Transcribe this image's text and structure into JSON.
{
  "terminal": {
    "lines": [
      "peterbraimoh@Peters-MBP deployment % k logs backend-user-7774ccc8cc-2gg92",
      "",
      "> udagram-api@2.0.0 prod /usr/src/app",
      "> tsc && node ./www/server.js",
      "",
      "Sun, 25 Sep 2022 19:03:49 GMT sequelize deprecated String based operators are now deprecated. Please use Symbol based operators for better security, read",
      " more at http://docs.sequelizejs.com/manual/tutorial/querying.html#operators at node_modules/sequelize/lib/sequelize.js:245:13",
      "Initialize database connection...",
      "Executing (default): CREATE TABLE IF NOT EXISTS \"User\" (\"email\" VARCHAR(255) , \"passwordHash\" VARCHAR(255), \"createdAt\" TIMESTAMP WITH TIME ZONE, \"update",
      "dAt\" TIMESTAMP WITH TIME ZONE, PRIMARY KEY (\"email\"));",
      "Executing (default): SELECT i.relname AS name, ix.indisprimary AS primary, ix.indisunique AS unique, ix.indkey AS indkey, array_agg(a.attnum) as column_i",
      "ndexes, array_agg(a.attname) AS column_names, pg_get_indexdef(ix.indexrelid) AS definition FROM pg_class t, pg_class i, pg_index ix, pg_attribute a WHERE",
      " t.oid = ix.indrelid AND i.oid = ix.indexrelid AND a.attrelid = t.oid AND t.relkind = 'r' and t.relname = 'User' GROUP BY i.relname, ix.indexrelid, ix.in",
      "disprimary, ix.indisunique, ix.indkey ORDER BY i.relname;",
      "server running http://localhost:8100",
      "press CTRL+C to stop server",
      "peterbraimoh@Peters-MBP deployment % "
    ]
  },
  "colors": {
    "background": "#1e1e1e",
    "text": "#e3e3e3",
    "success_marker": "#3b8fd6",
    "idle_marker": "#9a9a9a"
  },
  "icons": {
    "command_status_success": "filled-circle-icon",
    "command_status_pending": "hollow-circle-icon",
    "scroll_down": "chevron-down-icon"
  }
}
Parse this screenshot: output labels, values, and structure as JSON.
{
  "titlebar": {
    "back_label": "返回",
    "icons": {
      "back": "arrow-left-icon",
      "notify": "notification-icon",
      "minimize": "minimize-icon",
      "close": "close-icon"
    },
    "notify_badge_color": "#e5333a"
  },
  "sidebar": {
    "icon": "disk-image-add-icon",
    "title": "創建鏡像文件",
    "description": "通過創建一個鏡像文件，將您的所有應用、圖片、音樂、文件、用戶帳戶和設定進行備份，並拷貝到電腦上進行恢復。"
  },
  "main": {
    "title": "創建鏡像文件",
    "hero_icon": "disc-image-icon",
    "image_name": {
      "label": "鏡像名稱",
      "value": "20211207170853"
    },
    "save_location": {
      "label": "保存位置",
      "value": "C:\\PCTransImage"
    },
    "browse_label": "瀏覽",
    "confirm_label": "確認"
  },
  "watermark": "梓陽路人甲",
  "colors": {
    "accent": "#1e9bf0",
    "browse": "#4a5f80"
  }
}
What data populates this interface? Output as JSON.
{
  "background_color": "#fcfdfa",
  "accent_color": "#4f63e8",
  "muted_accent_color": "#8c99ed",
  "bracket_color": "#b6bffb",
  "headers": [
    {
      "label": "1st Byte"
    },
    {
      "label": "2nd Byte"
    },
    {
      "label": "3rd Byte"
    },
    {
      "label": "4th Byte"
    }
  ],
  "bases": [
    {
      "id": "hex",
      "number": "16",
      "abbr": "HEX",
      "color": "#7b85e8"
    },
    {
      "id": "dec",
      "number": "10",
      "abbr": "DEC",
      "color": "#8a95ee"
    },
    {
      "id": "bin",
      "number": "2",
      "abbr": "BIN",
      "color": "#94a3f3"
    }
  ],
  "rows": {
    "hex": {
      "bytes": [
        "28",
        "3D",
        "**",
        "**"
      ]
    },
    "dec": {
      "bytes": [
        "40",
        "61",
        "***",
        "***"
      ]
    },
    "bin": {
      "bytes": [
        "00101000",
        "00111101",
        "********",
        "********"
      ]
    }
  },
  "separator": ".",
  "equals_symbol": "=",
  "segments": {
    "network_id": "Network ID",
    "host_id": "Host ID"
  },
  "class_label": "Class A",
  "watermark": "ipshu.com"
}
= = =
> **REQUIREMENTS**:
Each line in the listing above that contains "WITH" should be copied.

> **TASK SOLUTION**:
      "Executing (default): CREATE TABLE IF NOT EXISTS \"User\" (\"email\" VARCHAR(255) , \"passwordHash\" VARCHAR(255), \"createdAt\" TIMESTAMP WITH TIME ZONE, \"update",
      "dAt\" TIMESTAMP WITH TIME ZONE, PRIMARY KEY (\"email\"));",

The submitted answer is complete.